_Exercise goal_.
Select all lines with the string "connais" in them, and copy those lines.

(A run of records)
-*-*-

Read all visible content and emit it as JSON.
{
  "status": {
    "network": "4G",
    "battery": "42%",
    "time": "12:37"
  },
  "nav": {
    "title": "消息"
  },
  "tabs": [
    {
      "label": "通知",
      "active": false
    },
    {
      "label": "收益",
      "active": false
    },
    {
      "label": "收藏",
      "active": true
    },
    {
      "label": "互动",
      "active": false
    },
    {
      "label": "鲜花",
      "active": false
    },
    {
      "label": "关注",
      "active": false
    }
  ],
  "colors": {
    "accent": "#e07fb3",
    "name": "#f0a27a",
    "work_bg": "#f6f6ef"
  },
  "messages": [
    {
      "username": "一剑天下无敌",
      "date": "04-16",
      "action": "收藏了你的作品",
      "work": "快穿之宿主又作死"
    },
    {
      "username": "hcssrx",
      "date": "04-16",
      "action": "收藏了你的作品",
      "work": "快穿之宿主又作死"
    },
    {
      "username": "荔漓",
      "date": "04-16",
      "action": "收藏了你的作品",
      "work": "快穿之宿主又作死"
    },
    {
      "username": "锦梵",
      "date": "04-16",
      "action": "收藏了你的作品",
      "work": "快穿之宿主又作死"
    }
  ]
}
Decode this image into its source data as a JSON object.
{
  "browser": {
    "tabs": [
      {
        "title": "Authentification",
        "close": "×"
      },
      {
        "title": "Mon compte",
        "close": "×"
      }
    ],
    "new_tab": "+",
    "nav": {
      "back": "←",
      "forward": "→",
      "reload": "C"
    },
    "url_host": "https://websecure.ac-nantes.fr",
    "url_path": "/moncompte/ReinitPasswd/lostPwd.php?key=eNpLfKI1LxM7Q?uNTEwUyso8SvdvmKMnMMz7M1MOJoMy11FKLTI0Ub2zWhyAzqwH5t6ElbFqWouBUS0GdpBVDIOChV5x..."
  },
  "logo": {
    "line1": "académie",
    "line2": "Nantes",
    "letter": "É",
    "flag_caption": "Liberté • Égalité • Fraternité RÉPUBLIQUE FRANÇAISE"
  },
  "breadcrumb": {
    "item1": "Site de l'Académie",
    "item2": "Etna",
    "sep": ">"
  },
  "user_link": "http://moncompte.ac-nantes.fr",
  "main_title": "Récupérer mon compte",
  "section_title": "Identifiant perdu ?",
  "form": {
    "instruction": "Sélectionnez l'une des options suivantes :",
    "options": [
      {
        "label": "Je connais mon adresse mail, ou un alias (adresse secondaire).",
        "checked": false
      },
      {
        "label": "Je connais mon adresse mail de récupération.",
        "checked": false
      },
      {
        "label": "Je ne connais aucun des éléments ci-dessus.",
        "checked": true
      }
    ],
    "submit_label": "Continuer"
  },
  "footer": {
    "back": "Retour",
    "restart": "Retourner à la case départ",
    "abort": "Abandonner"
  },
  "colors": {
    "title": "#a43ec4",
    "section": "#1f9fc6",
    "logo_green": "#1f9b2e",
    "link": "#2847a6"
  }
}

-*-*-

_Task answer_.
        "label": "Je connais mon adresse mail, ou un alias (adresse secondaire).",
        "label": "Je connais mon adresse mail de récupération.",
        "label": "Je ne connais aucun des éléments ci-dessus.",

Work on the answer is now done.